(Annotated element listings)
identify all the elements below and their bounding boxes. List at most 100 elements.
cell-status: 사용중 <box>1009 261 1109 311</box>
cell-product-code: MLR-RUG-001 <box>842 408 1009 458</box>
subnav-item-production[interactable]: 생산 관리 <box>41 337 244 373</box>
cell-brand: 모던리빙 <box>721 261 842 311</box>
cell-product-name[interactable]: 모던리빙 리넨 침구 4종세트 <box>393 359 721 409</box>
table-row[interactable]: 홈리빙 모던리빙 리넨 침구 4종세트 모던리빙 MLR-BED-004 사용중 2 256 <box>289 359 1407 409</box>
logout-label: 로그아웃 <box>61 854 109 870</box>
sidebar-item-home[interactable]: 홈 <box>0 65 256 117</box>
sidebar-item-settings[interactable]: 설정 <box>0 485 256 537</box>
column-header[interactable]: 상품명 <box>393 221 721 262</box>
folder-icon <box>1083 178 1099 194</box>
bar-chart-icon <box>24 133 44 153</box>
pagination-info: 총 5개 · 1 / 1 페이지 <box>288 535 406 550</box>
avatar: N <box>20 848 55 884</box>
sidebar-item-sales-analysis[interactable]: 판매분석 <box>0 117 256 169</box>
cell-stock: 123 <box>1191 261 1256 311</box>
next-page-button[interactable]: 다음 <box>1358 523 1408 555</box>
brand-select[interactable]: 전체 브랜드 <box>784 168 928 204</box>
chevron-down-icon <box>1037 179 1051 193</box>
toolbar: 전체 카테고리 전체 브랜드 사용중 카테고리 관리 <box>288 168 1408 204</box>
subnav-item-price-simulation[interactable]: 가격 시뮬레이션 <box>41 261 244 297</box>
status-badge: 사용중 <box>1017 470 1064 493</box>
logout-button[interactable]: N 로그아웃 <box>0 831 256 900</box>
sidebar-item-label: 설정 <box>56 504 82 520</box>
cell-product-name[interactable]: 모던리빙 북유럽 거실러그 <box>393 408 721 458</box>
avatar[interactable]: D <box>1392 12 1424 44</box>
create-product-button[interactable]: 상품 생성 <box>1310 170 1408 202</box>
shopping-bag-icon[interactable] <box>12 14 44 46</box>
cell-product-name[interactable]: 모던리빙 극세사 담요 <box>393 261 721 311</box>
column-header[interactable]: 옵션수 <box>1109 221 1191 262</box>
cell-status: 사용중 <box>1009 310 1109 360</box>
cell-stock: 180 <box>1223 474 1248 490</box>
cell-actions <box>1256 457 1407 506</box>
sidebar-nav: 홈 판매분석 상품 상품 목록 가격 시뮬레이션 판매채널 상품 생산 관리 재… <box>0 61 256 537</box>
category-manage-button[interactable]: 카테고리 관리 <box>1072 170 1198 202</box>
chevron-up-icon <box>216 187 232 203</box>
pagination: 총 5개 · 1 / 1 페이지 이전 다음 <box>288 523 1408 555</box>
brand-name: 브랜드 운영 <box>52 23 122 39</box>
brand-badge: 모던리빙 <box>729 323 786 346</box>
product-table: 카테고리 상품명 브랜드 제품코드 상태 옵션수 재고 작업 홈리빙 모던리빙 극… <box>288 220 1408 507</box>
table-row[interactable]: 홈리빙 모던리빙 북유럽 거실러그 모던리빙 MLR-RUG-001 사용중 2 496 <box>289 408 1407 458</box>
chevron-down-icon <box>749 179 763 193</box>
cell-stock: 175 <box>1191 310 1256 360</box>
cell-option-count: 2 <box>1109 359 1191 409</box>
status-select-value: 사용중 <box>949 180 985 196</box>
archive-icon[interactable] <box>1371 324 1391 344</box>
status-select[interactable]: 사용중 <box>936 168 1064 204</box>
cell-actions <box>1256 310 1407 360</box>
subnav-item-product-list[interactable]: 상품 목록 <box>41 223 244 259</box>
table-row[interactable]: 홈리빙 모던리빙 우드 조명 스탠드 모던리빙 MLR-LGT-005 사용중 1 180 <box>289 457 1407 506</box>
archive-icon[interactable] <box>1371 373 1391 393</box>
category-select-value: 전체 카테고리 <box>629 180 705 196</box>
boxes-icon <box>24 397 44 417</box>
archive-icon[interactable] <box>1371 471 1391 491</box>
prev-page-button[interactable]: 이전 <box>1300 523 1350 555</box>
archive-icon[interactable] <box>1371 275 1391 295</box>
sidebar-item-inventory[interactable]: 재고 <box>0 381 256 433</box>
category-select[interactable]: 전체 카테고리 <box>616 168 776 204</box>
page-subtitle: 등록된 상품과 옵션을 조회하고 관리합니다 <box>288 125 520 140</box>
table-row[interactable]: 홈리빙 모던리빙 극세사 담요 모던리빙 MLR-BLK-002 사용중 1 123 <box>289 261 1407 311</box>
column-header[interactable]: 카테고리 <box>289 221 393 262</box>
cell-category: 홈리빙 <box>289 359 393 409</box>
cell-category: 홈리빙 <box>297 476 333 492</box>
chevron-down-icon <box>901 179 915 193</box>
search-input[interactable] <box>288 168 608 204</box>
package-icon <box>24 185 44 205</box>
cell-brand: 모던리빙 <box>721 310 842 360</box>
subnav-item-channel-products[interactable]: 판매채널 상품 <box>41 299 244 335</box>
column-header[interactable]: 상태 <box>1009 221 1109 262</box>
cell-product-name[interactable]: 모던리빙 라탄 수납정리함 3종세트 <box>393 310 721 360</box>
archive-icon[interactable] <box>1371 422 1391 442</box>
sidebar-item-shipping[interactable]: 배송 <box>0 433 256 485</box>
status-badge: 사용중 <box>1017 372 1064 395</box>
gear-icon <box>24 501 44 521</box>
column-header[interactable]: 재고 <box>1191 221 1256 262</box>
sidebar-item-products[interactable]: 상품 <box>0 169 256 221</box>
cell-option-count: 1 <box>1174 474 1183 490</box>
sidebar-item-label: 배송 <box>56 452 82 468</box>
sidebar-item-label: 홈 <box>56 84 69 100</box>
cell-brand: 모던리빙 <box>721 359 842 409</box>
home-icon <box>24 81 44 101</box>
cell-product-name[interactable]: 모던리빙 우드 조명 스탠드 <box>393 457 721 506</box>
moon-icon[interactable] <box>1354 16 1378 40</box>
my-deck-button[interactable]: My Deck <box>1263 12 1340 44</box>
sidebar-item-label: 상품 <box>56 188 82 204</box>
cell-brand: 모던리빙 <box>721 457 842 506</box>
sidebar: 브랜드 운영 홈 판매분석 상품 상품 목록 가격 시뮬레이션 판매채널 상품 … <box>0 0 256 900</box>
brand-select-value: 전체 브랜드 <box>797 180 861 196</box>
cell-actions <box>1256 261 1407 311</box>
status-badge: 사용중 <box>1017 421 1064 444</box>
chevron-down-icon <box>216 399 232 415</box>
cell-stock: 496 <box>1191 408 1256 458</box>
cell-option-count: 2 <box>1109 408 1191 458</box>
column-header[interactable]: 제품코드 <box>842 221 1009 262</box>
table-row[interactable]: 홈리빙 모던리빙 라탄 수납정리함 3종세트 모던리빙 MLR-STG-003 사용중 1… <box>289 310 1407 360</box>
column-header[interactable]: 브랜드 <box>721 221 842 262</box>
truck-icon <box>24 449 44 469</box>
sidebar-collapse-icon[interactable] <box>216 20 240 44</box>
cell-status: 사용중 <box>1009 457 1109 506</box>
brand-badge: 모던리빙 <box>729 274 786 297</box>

== TO BE DONE ==
Extract each line of the data above that contains the string "badge", matching case exactly.

== THE OUTPUT ==
status-badge: 사용중 <box>1017 470 1064 493</box>
brand-badge: 모던리빙 <box>729 323 786 346</box>
status-badge: 사용중 <box>1017 372 1064 395</box>
status-badge: 사용중 <box>1017 421 1064 444</box>
brand-badge: 모던리빙 <box>729 274 786 297</box>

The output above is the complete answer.